Start of Records shown

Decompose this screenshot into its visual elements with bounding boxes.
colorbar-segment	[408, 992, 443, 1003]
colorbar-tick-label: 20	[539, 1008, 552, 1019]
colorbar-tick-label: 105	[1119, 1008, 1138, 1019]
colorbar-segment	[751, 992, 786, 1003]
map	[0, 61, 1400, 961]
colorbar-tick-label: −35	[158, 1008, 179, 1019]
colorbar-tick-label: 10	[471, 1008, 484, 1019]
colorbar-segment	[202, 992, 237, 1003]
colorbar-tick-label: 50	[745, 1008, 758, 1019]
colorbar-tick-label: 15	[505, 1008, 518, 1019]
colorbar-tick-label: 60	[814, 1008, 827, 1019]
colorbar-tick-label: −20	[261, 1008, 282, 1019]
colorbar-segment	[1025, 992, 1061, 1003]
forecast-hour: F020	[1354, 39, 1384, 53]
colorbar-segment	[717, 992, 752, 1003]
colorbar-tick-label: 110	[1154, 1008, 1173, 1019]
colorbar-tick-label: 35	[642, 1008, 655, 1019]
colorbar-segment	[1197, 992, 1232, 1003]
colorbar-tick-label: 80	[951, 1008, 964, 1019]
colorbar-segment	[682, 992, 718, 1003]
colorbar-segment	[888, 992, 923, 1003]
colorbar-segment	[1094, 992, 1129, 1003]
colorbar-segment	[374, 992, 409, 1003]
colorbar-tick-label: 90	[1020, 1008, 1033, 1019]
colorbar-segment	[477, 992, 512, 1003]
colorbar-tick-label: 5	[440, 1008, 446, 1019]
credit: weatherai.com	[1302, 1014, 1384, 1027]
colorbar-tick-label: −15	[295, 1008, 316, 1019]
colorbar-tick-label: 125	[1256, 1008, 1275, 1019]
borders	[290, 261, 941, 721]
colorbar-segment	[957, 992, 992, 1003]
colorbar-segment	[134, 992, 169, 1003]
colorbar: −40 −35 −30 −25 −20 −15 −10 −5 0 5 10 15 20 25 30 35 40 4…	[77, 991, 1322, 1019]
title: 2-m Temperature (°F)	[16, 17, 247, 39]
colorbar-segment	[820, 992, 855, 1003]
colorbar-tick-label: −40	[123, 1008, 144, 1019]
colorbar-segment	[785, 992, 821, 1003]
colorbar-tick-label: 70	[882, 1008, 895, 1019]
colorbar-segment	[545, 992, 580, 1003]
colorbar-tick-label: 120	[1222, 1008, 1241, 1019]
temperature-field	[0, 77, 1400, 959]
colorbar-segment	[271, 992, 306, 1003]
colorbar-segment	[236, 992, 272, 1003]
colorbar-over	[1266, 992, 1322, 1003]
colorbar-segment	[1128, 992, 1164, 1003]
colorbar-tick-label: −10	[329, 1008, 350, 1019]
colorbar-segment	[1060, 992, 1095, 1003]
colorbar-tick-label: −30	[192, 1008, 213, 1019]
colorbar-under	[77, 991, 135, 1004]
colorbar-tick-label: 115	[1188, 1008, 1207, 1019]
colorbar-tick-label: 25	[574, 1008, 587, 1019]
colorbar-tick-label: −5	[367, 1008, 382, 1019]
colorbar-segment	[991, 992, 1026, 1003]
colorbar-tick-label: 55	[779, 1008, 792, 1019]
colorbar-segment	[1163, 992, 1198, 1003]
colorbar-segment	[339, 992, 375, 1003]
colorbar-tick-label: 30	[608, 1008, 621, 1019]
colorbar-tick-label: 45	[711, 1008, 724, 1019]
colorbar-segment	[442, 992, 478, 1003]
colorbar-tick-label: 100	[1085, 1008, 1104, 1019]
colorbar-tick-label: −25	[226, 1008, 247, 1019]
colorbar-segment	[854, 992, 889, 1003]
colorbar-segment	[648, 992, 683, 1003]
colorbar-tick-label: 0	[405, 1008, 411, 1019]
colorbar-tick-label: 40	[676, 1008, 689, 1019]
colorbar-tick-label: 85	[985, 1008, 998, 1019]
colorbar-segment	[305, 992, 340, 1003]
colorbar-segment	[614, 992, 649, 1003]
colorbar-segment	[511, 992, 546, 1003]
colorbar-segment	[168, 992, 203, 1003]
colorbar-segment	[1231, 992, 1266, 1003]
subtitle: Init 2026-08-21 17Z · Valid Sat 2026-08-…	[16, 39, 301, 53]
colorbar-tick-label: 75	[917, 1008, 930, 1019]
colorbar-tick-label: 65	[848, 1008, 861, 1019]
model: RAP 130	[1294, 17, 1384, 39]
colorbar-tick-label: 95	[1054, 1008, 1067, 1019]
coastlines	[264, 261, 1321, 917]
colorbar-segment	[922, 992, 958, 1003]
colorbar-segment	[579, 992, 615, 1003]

End of Records shown

Challenge - Arrange the entries above as a Markdown table with the columns "Row" and "Entry line," numbering each line in order and leaving out any blank lines.

Output for this exercise -
| Row | Entry line |
|---|---|
| 1 | Decompose this screenshot into its visual elements with bounding boxes. |
| 2 | colorbar-segment	[408, 992, 443, 1003] |
| 3 | colorbar-tick-label: 20	[539, 1008, 552, 1019] |
| 4 | colorbar-tick-label: 105	[1119, 1008, 1138, 1019] |
| 5 | colorbar-segment	[751, 992, 786, 1003] |
| 6 | map	[0, 61, 1400, 961] |
| 7 | colorbar-tick-label: −35	[158, 1008, 179, 1019] |
| 8 | colorbar-tick-label: 10	[471, 1008, 484, 1019] |
| 9 | colorbar-segment	[202, 992, 237, 1003] |
| 10 | colorbar-tick-label: 50	[745, 1008, 758, 1019] |
| 11 | colorbar-tick-label: 15	[505, 1008, 518, 1019] |
| 12 | colorbar-tick-label: 60	[814, 1008, 827, 1019] |
| 13 | colorbar-tick-label: −20	[261, 1008, 282, 1019] |
| 14 | colorbar-segment	[1025, 992, 1061, 1003] |
| 15 | forecast-hour: F020	[1354, 39, 1384, 53] |
| 16 | colorbar-segment	[717, 992, 752, 1003] |
| 17 | colorbar-tick-label: 110	[1154, 1008, 1173, 1019] |
| 18 | colorbar-tick-label: 35	[642, 1008, 655, 1019] |
| 19 | colorbar-segment	[1197, 992, 1232, 1003] |
| 20 | colorbar-tick-label: 80	[951, 1008, 964, 1019] |
| 21 | colorbar-segment	[682, 992, 718, 1003] |
| 22 | colorbar-segment	[888, 992, 923, 1003] |
| 23 | colorbar-segment	[1094, 992, 1129, 1003] |
| 24 | colorbar-segment	[374, 992, 409, 1003] |
| 25 | colorbar-tick-label: 90	[1020, 1008, 1033, 1019] |
| 26 | colorbar-segment	[477, 992, 512, 1003] |
| 27 | colorbar-tick-label: 5	[440, 1008, 446, 1019] |
| 28 | credit: weatherai.com	[1302, 1014, 1384, 1027] |
| 29 | colorbar-tick-label: −15	[295, 1008, 316, 1019] |
| 30 | colorbar-tick-label: 125	[1256, 1008, 1275, 1019] |
| 31 | borders	[290, 261, 941, 721] |
| 32 | colorbar-segment	[957, 992, 992, 1003] |
| 33 | colorbar-segment	[134, 992, 169, 1003] |
| 34 | colorbar: −40 −35 −30 −25 −20 −15 −10 −5 0 5 10 15 20 25 30 35 40 4…	[77, 991, 1322, 1019] |
| 35 | title: 2-m Temperature (°F)	[16, 17, 247, 39] |
| 36 | colorbar-segment	[820, 992, 855, 1003] |
| 37 | colorbar-tick-label: −40	[123, 1008, 144, 1019] |
| 38 | colorbar-segment	[785, 992, 821, 1003] |
| 39 | colorbar-tick-label: 70	[882, 1008, 895, 1019] |
| 40 | colorbar-segment	[545, 992, 580, 1003] |
| 41 | colorbar-tick-label: 120	[1222, 1008, 1241, 1019] |
| 42 | temperature-field	[0, 77, 1400, 959] |
| 43 | colorbar-segment	[271, 992, 306, 1003] |
| 44 | colorbar-segment	[236, 992, 272, 1003] |
| 45 | colorbar-over	[1266, 992, 1322, 1003] |
| 46 | colorbar-segment	[1128, 992, 1164, 1003] |
| 47 | colorbar-tick-label: −10	[329, 1008, 350, 1019] |
| 48 | colorbar-segment	[1060, 992, 1095, 1003] |
| 49 | colorbar-tick-label: −30	[192, 1008, 213, 1019] |
| 50 | colorbar-under	[77, 991, 135, 1004] |
| 51 | colorbar-tick-label: 115	[1188, 1008, 1207, 1019] |
| 52 | colorbar-tick-label: 25	[574, 1008, 587, 1019] |
| 53 | colorbar-tick-label: −5	[367, 1008, 382, 1019] |
| 54 | colorbar-segment	[991, 992, 1026, 1003] |
| 55 | colorbar-tick-label: 55	[779, 1008, 792, 1019] |
| 56 | colorbar-segment	[1163, 992, 1198, 1003] |
| 57 | colorbar-segment	[339, 992, 375, 1003] |
| 58 | colorbar-tick-label: 30	[608, 1008, 621, 1019] |
| 59 | colorbar-tick-label: 45	[711, 1008, 724, 1019] |
| 60 | colorbar-segment	[442, 992, 478, 1003] |
| 61 | colorbar-tick-label: 100	[1085, 1008, 1104, 1019] |
| 62 | colorbar-tick-label: −25	[226, 1008, 247, 1019] |
| 63 | colorbar-segment	[854, 992, 889, 1003] |
| 64 | colorbar-segment	[648, 992, 683, 1003] |
| 65 | colorbar-tick-label: 0	[405, 1008, 411, 1019] |
| 66 | colorbar-tick-label: 40	[676, 1008, 689, 1019] |
| 67 | colorbar-tick-label: 85	[985, 1008, 998, 1019] |
| 68 | colorbar-segment	[305, 992, 340, 1003] |
| 69 | colorbar-segment	[614, 992, 649, 1003] |
| 70 | colorbar-segment	[511, 992, 546, 1003] |
| 71 | colorbar-segment	[168, 992, 203, 1003] |
| 72 | colorbar-segment	[1231, 992, 1266, 1003] |
| 73 | subtitle: Init 2026-08-21 17Z · Valid Sat 2026-08-…	[16, 39, 301, 53] |
| 74 | colorbar-tick-label: 75	[917, 1008, 930, 1019] |
| 75 | colorbar-tick-label: 65	[848, 1008, 861, 1019] |
| 76 | model: RAP 130	[1294, 17, 1384, 39] |
| 77 | colorbar-tick-label: 95	[1054, 1008, 1067, 1019] |
| 78 | coastlines	[264, 261, 1321, 917] |
| 79 | colorbar-segment	[922, 992, 958, 1003] |
| 80 | colorbar-segment	[579, 992, 615, 1003] |